___ EXCERPT TO READ

FeelTheNoise · 02/03/2015 17:38

Of course I've snapped, after several hours of downright rudeness. I got so much grief from DPs family for that, and have often gotten grief from DP for 'picking on her' at times too. I've said that DSDs behaviour needs to be addressed, so maybe they should step up so I don't have to, and that they need to step up very quickly if she starts on me again, because I won't allow her to get away with it for 6 fucking hours straight ever again! I've refused point blank to have her in my sole care until either she learns her manners or I'm trusted to deal with her appropriately. Barrel of laughs in this house!

alwaystryingtobeafriend · 02/03/2015 23:23

I did kinda feel I was out of line so I did apologise. But I do think it was blown out of proportion by the kids and their mum.

I've never lifted a finger to anyone ever. Why would I start now??

I try to do stuff without the kids now where I can. It's not worth the stress.

Also dp keeps wanting to take them to my parents for a visit. But I don't want them to go. I feel terrible about it but dsd once said we were forcing her to like my family. Well that's easy solved- I won't involve them in my family. No skin off my nose.

OP posts:
FeelTheNoise · 03/03/2015 11:14

I really don't think the apology was warranted, as it shows a real lack of power for you, and step parenting is all about the power struggles Hmm
All their mum needed to do was ask herself, her kids then your DP if really needed if there was actually a possibility of you knocking them out. Job done. But this turned into a muscle flexing exercise Hmm

I don't blame you for keeping your family separate and protected from this situation. Thanks

alwaystryingtobeafriend · 03/03/2015 12:59

Thanks. It's been really good hearing people that agree with me for once. I'm usually on here ranting about this n that and getting a roasting for various comments. Haha.

I do my best in a scrappy situation. Dp doesn't usually have issues with how I am around the kids although he has sensed there is an atmosphere and its all my fault but that's another rant for another day. Xx

OP posts:
MeridianB · 04/03/2015 09:00

Also dp keeps wanting to take them to my parents for a visit. But I don't want them to go. I feel terrible about it but dsd once said we were forcing her to like my family. Well that's easy solved- I won't involve them in my family. No skin off my nose.

______
___ SUPPLIED ENTRIES

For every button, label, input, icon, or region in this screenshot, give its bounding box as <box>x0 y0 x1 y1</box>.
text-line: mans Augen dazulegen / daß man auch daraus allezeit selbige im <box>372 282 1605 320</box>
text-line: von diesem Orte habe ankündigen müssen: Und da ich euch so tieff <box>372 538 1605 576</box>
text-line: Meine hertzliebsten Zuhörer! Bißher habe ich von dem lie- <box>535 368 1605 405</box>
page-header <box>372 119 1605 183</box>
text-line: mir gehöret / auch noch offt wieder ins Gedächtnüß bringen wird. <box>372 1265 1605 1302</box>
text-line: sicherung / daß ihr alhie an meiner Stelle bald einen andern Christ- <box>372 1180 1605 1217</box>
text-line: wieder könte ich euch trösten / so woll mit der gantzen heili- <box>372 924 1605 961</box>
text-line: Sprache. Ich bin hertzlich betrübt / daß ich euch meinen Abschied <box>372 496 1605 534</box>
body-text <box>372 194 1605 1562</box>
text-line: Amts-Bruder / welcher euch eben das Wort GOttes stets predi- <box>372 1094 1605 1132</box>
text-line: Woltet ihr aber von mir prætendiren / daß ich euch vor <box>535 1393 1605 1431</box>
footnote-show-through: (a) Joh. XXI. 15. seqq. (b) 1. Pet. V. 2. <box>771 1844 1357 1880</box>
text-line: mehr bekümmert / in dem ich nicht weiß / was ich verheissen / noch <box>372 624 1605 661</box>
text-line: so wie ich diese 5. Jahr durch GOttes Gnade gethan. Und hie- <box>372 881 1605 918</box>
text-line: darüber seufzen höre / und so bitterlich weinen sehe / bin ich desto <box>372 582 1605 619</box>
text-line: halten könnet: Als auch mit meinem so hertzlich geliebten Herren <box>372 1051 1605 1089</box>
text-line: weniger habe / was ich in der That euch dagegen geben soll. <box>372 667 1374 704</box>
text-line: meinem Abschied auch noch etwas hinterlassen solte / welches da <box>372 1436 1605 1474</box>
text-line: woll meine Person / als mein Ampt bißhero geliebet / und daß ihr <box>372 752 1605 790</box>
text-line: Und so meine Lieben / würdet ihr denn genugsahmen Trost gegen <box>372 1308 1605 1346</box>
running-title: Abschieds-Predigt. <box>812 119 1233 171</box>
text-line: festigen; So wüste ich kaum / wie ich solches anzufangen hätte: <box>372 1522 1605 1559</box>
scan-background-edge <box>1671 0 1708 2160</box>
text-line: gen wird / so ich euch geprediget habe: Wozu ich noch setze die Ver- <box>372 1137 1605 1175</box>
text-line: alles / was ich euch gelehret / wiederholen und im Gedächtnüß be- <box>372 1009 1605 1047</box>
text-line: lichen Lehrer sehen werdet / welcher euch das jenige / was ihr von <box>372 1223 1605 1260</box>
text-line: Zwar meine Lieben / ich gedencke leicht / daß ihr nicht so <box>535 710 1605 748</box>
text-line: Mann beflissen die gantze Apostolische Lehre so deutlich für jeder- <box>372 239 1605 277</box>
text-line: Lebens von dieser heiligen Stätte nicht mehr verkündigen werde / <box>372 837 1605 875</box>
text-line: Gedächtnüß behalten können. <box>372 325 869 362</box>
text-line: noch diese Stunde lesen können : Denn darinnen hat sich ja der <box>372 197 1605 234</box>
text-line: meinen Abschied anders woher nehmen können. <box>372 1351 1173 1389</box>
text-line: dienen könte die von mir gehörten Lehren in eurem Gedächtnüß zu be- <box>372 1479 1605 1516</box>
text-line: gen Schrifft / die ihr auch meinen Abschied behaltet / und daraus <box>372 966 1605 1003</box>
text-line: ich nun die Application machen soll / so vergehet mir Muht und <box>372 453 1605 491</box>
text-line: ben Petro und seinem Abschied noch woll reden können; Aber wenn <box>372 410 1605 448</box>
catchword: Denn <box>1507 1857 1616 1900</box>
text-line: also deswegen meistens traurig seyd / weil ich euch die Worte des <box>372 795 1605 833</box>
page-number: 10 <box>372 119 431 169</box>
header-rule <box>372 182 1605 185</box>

______

[PROBLEMS AND TASKS]
- a) Summarize the forum thread in three sentences.
- b) From the forum thread, reproduce the passage starting with "Of course I've" and going on through "and their mum.".
- c) In the forum thread, what does alwaystryingtobeafriend say the kids and their mum did with the incident?

[RESPONSE LIST]
- a) FeelTheNoise says they snapped after hours of rudeness from DSD and now refuse to have her in their sole care until she learns manners or they are trusted to deal with her. alwaystryingtobeafriend apologized after feeling out of line but thinks the kids and their mum blew the matter out of proportion, and now avoids involving the kids in their family and tries to do things without them. FeelTheNoise replies that the apology was not warranted and that they do not blame alwaystryingtobeafriend for keeping their family separate.

- b)
Of course I've snapped, after several hours of downright rudeness. I got so much grief from DPs family for that, and have often gotten grief from DP for 'picking on her' at times too. I've said that DSDs behaviour needs to be addressed, so maybe they should step up so I don't have to, and that they need to step up very quickly if she starts on me again, because I won't allow her to get away with it for 6 fucking hours straight ever again! I've refused point blank to have her in my sole care until either she learns her manners or I'm trusted to deal with her appropriately. Barrel of laughs in this house!

alwaystryingtobeafriend · 02/03/2015 23:23

I did kinda feel I was out of line so I did apologise. But I do think it was blown out of proportion by the kids and their mum.

- c) They blew it out of proportion.